Exercise description -
Show every line where "Frequency" occurs.

----- Data entries -----

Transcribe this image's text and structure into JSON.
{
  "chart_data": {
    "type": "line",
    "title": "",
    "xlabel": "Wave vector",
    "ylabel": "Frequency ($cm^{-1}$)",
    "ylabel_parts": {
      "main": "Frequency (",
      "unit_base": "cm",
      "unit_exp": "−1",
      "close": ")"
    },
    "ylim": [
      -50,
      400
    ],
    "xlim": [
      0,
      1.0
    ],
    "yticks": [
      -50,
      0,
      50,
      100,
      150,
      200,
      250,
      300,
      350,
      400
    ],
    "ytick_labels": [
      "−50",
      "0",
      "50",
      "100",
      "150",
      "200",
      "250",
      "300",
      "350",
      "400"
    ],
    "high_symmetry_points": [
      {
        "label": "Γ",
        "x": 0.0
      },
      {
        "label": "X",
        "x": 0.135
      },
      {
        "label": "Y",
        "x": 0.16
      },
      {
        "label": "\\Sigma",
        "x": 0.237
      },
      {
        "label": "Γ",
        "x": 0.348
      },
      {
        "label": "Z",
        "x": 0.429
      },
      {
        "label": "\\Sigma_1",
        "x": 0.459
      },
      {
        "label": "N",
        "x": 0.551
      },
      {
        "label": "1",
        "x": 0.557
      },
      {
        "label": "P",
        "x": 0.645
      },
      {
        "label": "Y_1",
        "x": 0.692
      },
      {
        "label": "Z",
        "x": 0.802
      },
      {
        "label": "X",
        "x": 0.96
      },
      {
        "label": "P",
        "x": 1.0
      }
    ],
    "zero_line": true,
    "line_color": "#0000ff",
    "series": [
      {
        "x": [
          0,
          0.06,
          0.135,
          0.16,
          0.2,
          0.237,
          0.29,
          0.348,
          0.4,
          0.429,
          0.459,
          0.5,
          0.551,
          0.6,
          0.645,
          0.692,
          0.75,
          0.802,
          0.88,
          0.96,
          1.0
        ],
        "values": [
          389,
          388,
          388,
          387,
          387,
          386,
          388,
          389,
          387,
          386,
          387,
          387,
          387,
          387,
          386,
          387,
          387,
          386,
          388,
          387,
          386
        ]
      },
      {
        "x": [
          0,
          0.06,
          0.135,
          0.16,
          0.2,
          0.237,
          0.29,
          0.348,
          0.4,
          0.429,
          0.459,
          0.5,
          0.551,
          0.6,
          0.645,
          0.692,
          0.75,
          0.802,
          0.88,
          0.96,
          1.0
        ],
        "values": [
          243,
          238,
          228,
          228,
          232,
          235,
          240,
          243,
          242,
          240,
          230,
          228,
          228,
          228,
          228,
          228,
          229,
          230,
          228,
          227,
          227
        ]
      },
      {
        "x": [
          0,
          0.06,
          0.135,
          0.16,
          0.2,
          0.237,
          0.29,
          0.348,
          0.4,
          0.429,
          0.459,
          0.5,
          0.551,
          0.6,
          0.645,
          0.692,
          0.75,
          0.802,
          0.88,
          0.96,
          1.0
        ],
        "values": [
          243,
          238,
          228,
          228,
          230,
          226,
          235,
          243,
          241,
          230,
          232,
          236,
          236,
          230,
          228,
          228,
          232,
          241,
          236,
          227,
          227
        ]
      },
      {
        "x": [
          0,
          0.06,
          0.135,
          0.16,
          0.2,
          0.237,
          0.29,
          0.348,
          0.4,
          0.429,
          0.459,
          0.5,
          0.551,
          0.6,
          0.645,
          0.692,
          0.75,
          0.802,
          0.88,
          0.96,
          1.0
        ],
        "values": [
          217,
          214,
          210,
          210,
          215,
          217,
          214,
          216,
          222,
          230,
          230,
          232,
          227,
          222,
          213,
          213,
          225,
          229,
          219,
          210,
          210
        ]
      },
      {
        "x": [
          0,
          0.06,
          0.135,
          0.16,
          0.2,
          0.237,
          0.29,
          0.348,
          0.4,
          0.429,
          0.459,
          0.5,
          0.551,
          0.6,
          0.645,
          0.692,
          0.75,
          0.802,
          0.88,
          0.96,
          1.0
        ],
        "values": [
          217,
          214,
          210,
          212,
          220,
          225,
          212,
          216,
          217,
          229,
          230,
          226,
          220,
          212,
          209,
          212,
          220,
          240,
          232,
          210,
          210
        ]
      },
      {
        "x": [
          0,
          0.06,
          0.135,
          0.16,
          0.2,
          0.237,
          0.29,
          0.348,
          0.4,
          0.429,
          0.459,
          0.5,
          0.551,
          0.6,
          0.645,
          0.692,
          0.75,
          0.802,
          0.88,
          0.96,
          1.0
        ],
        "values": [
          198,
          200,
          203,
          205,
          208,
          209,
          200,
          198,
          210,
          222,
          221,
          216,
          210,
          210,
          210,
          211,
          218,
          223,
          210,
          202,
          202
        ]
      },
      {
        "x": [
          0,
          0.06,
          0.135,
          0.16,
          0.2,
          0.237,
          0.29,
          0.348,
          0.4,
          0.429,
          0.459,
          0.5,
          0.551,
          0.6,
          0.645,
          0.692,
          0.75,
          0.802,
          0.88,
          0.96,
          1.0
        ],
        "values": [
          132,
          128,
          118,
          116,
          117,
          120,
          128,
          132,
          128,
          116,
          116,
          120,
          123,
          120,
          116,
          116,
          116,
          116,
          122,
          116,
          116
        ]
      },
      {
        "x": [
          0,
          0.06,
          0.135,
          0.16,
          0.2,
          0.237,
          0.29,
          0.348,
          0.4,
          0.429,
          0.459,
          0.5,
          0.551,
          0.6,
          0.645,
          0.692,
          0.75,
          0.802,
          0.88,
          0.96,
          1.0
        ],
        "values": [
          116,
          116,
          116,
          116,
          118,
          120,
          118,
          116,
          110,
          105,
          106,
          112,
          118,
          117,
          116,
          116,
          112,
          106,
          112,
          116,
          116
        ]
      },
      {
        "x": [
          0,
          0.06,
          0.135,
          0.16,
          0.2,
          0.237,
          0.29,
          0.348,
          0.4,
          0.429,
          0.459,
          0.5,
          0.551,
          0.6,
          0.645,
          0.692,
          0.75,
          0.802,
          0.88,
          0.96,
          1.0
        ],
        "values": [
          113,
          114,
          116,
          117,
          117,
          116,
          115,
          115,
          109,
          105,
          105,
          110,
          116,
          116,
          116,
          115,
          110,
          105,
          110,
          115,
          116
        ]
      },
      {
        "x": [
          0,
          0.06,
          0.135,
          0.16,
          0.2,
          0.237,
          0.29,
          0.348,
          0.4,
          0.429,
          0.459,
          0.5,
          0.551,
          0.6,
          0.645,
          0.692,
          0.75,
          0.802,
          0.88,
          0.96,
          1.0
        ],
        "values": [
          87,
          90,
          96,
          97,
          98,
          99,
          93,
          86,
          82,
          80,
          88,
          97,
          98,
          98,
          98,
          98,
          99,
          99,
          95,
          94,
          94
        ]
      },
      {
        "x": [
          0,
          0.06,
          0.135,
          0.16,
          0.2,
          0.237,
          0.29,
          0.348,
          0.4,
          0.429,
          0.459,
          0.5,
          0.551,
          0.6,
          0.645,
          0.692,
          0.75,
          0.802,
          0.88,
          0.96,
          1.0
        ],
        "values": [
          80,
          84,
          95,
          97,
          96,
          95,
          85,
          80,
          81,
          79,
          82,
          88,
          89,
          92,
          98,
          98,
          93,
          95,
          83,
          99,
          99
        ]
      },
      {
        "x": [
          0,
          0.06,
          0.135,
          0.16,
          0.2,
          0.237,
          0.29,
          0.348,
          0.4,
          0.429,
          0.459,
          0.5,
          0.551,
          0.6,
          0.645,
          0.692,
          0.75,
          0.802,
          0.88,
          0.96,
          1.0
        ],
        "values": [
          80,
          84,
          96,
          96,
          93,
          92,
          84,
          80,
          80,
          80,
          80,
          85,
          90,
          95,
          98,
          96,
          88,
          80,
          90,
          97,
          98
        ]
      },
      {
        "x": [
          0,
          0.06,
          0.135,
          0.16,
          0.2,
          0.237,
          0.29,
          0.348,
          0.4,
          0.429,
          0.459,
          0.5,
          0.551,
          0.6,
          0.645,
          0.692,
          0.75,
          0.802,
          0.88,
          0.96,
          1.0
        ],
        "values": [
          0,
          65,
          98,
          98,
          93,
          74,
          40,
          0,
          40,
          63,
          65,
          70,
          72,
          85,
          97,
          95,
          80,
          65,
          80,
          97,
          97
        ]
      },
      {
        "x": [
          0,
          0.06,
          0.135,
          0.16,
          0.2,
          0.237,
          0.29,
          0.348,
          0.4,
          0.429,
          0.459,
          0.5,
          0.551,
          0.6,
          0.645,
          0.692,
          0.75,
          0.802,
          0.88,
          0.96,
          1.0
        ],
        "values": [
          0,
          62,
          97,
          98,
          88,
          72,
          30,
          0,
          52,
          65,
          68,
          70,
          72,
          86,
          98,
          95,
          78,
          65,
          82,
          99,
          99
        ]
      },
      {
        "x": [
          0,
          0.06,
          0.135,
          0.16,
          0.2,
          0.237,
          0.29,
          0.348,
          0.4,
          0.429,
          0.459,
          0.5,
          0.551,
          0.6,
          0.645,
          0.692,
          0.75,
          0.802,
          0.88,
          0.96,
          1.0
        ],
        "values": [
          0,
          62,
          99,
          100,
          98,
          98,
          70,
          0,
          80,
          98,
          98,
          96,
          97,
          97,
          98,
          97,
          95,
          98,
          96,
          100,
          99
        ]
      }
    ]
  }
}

-----

The answer -
    "ylabel": "Frequency ($cm^{-1}$)",
      "main": "Frequency (",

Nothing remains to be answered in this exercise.